» What to work on
Copy the listing below in full and skip every picture.

» Data supplied
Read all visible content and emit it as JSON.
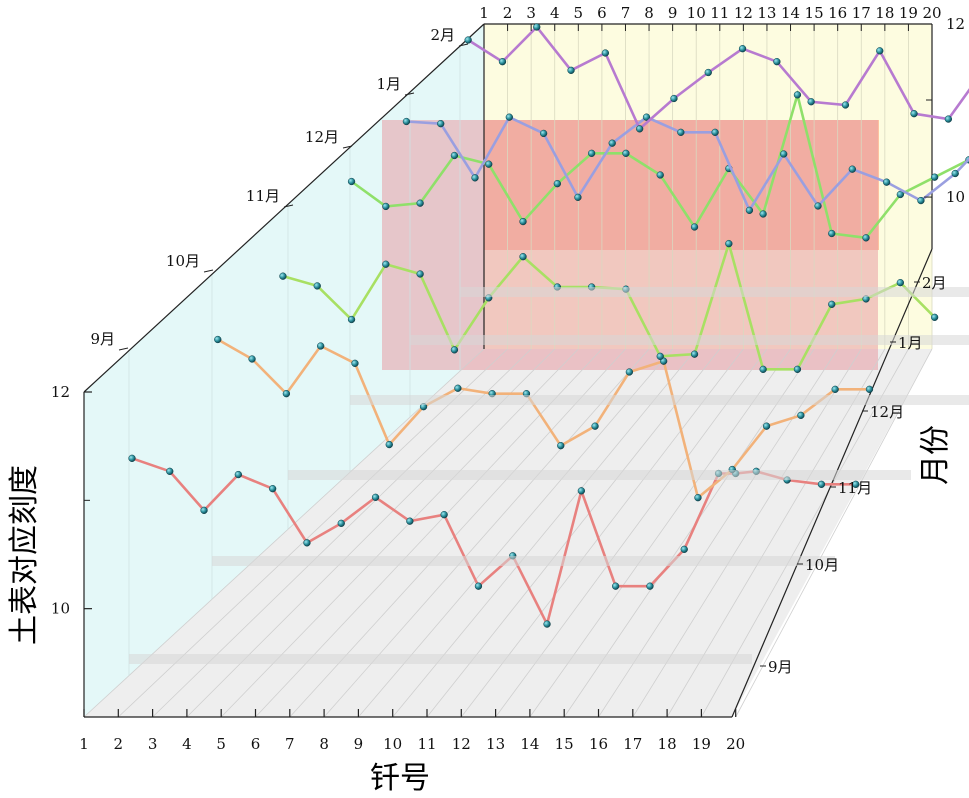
{
  "chart_data": {
    "type": "line-3d-waterfall",
    "xlabel": "钎号",
    "ylabel": "土表对应刻度",
    "zlabel": "月份",
    "x_ticks": [
      "1",
      "2",
      "3",
      "4",
      "5",
      "6",
      "7",
      "8",
      "9",
      "10",
      "11",
      "12",
      "13",
      "14",
      "15",
      "16",
      "17",
      "18",
      "19",
      "20"
    ],
    "y_ticks": [
      "10",
      "12"
    ],
    "ylim": [
      9.0,
      12.0
    ],
    "month_ticks": [
      "9月",
      "10月",
      "11月",
      "12月",
      "1月",
      "2月"
    ],
    "series": [
      {
        "name": "9月",
        "color": "#e8817f",
        "x": [
          2.4,
          3.5,
          4.5,
          5.5,
          6.5,
          7.5,
          8.5,
          9.5,
          10.5,
          11.5,
          12.5,
          13.5,
          14.5,
          15.5,
          16.5,
          17.5,
          18.5,
          19.5,
          20.0,
          20.6,
          21.5,
          22.5,
          23.5
        ],
        "values": [
          10.88,
          10.76,
          10.4,
          10.73,
          10.6,
          10.1,
          10.28,
          10.52,
          10.3,
          10.36,
          9.7,
          9.98,
          9.35,
          10.58,
          9.7,
          9.7,
          10.04,
          10.74,
          10.74,
          10.76,
          10.68,
          10.64,
          10.64
        ]
      },
      {
        "name": "10月",
        "color": "#f2b27a",
        "x": [
          4.9,
          5.9,
          6.9,
          7.9,
          8.9,
          9.9,
          10.9,
          11.9,
          12.9,
          13.9,
          14.9,
          15.9,
          16.9,
          17.9,
          18.9,
          19.9,
          20.9,
          21.9,
          22.9,
          23.9
        ],
        "values": [
          11.1,
          10.92,
          10.6,
          11.04,
          10.88,
          10.13,
          10.48,
          10.65,
          10.6,
          10.6,
          10.12,
          10.3,
          10.8,
          10.9,
          9.64,
          9.9,
          10.3,
          10.4,
          10.64,
          10.64
        ]
      },
      {
        "name": "11月",
        "color": "#a8e063",
        "x": [
          6.8,
          7.8,
          8.8,
          9.8,
          10.8,
          11.8,
          12.8,
          13.8,
          14.8,
          15.8,
          16.8,
          17.8,
          18.8,
          19.8,
          20.8,
          21.8,
          22.8,
          23.8,
          24.8,
          25.8
        ],
        "values": [
          10.9,
          10.81,
          10.5,
          11.01,
          10.92,
          10.22,
          10.7,
          11.08,
          10.8,
          10.8,
          10.78,
          10.16,
          10.18,
          11.2,
          10.04,
          10.04,
          10.64,
          10.69,
          10.84,
          10.52
        ]
      },
      {
        "name": "12月",
        "color": "#8fe06a",
        "x": [
          8.8,
          9.8,
          10.8,
          11.8,
          12.8,
          13.8,
          14.8,
          15.8,
          16.8,
          17.8,
          18.8,
          19.8,
          20.8,
          21.8,
          22.8,
          23.8,
          24.8,
          25.8,
          26.8,
          27.8
        ],
        "values": [
          11.1,
          10.87,
          10.9,
          11.34,
          11.26,
          10.73,
          11.08,
          11.36,
          11.36,
          11.16,
          10.68,
          11.22,
          10.8,
          11.9,
          10.62,
          10.58,
          10.98,
          11.14,
          11.3,
          11.26
        ]
      },
      {
        "name": "1月",
        "color": "#9a9fe0",
        "x": [
          10.4,
          11.4,
          12.4,
          13.4,
          14.4,
          15.4,
          16.4,
          17.4,
          18.4,
          19.4,
          20.4,
          21.4,
          22.4,
          23.4,
          24.4,
          25.4,
          26.4,
          27.4,
          28.4
        ],
        "values": [
          11.1,
          11.08,
          10.58,
          11.14,
          10.99,
          10.4,
          10.9,
          11.14,
          11.0,
          11.0,
          10.28,
          10.8,
          10.32,
          10.66,
          10.54,
          10.37,
          10.62,
          10.95,
          10.86
        ]
      },
      {
        "name": "2月",
        "color": "#b77ad0",
        "x": [
          12.2,
          13.2,
          14.2,
          15.2,
          16.2,
          17.2,
          18.2,
          19.2,
          20.2,
          21.2,
          22.2,
          23.2,
          24.2,
          25.2,
          26.2,
          27.2,
          28.2,
          29.2
        ],
        "values": [
          11.4,
          11.2,
          11.52,
          11.12,
          11.28,
          10.58,
          10.86,
          11.1,
          11.32,
          11.2,
          10.83,
          10.8,
          11.3,
          10.72,
          10.67,
          11.11,
          10.77,
          10.93
        ]
      }
    ]
  }
}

» Solution to the exercise
Read all visible content and emit it as JSON.
{
  "chart_data": {
    "type": "line-3d-waterfall",
    "xlabel": "钎号",
    "ylabel": "土表对应刻度",
    "zlabel": "月份",
    "x_ticks": [
      "1",
      "2",
      "3",
      "4",
      "5",
      "6",
      "7",
      "8",
      "9",
      "10",
      "11",
      "12",
      "13",
      "14",
      "15",
      "16",
      "17",
      "18",
      "19",
      "20"
    ],
    "y_ticks": [
      "10",
      "12"
    ],
    "ylim": [
      9.0,
      12.0
    ],
    "month_ticks": [
      "9月",
      "10月",
      "11月",
      "12月",
      "1月",
      "2月"
    ],
    "series": [
      {
        "name": "9月",
        "color": "#e8817f",
        "x": [
          2.4,
          3.5,
          4.5,
          5.5,
          6.5,
          7.5,
          8.5,
          9.5,
          10.5,
          11.5,
          12.5,
          13.5,
          14.5,
          15.5,
          16.5,
          17.5,
          18.5,
          19.5,
          20.0,
          20.6,
          21.5,
          22.5,
          23.5
        ],
        "values": [
          10.88,
          10.76,
          10.4,
          10.73,
          10.6,
          10.1,
          10.28,
          10.52,
          10.3,
          10.36,
          9.7,
          9.98,
          9.35,
          10.58,
          9.7,
          9.7,
          10.04,
          10.74,
          10.74,
          10.76,
          10.68,
          10.64,
          10.64
        ]
      },
      {
        "name": "10月",
        "color": "#f2b27a",
        "x": [
          4.9,
          5.9,
          6.9,
          7.9,
          8.9,
          9.9,
          10.9,
          11.9,
          12.9,
          13.9,
          14.9,
          15.9,
          16.9,
          17.9,
          18.9,
          19.9,
          20.9,
          21.9,
          22.9,
          23.9
        ],
        "values": [
          11.1,
          10.92,
          10.6,
          11.04,
          10.88,
          10.13,
          10.48,
          10.65,
          10.6,
          10.6,
          10.12,
          10.3,
          10.8,
          10.9,
          9.64,
          9.9,
          10.3,
          10.4,
          10.64,
          10.64
        ]
      },
      {
        "name": "11月",
        "color": "#a8e063",
        "x": [
          6.8,
          7.8,
          8.8,
          9.8,
          10.8,
          11.8,
          12.8,
          13.8,
          14.8,
          15.8,
          16.8,
          17.8,
          18.8,
          19.8,
          20.8,
          21.8,
          22.8,
          23.8,
          24.8,
          25.8
        ],
        "values": [
          10.9,
          10.81,
          10.5,
          11.01,
          10.92,
          10.22,
          10.7,
          11.08,
          10.8,
          10.8,
          10.78,
          10.16,
          10.18,
          11.2,
          10.04,
          10.04,
          10.64,
          10.69,
          10.84,
          10.52
        ]
      },
      {
        "name": "12月",
        "color": "#8fe06a",
        "x": [
          8.8,
          9.8,
          10.8,
          11.8,
          12.8,
          13.8,
          14.8,
          15.8,
          16.8,
          17.8,
          18.8,
          19.8,
          20.8,
          21.8,
          22.8,
          23.8,
          24.8,
          25.8,
          26.8,
          27.8
        ],
        "values": [
          11.1,
          10.87,
          10.9,
          11.34,
          11.26,
          10.73,
          11.08,
          11.36,
          11.36,
          11.16,
          10.68,
          11.22,
          10.8,
          11.9,
          10.62,
          10.58,
          10.98,
          11.14,
          11.3,
          11.26
        ]
      },
      {
        "name": "1月",
        "color": "#9a9fe0",
        "x": [
          10.4,
          11.4,
          12.4,
          13.4,
          14.4,
          15.4,
          16.4,
          17.4,
          18.4,
          19.4,
          20.4,
          21.4,
          22.4,
          23.4,
          24.4,
          25.4,
          26.4,
          27.4,
          28.4
        ],
        "values": [
          11.1,
          11.08,
          10.58,
          11.14,
          10.99,
          10.4,
          10.9,
          11.14,
          11.0,
          11.0,
          10.28,
          10.8,
          10.32,
          10.66,
          10.54,
          10.37,
          10.62,
          10.95,
          10.86
        ]
      },
      {
        "name": "2月",
        "color": "#b77ad0",
        "x": [
          12.2,
          13.2,
          14.2,
          15.2,
          16.2,
          17.2,
          18.2,
          19.2,
          20.2,
          21.2,
          22.2,
          23.2,
          24.2,
          25.2,
          26.2,
          27.2,
          28.2,
          29.2
        ],
        "values": [
          11.4,
          11.2,
          11.52,
          11.12,
          11.28,
          10.58,
          10.86,
          11.1,
          11.32,
          11.2,
          10.83,
          10.8,
          11.3,
          10.72,
          10.67,
          11.11,
          10.77,
          10.93
        ]
      }
    ]
  }
}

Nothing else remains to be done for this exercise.